◆ RECORDED DATA
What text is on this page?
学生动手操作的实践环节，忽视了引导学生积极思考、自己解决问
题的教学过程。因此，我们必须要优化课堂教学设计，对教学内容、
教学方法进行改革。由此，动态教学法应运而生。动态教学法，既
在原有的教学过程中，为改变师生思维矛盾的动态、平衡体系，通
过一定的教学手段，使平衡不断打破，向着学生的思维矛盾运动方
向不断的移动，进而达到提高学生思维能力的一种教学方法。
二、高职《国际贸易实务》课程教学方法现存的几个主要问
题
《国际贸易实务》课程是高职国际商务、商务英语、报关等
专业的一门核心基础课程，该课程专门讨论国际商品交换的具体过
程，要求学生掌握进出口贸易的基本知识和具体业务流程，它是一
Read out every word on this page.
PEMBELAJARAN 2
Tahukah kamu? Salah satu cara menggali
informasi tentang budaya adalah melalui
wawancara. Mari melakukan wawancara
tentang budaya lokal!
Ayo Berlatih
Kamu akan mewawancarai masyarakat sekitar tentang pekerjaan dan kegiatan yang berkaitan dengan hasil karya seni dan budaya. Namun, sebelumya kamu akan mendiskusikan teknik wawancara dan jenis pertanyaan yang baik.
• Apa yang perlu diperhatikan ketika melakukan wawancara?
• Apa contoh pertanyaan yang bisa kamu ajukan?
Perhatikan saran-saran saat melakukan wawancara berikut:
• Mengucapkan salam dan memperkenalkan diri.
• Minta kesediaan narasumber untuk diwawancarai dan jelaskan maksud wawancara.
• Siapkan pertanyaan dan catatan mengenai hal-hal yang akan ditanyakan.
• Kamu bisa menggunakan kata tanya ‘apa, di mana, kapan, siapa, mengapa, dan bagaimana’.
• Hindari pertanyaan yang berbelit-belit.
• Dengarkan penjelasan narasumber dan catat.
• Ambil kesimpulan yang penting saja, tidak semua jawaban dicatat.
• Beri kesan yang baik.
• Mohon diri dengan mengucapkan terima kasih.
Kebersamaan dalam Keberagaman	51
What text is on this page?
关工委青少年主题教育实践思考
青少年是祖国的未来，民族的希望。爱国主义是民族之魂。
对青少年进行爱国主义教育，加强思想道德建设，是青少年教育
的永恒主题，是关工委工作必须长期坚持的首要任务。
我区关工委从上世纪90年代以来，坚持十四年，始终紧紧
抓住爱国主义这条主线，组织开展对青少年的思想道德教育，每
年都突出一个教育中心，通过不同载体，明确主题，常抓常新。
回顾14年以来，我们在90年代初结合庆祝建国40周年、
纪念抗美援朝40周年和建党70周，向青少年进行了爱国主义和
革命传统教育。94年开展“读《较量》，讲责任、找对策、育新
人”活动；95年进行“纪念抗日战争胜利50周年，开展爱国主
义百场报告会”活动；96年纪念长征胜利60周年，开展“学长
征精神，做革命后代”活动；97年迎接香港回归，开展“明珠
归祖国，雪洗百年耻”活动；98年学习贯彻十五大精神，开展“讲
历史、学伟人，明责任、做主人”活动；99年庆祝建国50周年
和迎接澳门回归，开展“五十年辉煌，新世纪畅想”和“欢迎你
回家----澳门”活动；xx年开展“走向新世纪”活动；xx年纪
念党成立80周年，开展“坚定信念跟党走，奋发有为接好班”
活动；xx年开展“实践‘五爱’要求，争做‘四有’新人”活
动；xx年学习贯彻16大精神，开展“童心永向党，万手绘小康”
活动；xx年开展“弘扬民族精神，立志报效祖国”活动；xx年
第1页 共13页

◆ TASK BRIEF
Collect, from the material above, every line containing the word "国际贸易实务".

◆ SOLUTION
二、高职《国际贸易实务》课程教学方法现存的几个主要问
《国际贸易实务》课程是高职国际商务、商务英语、报关等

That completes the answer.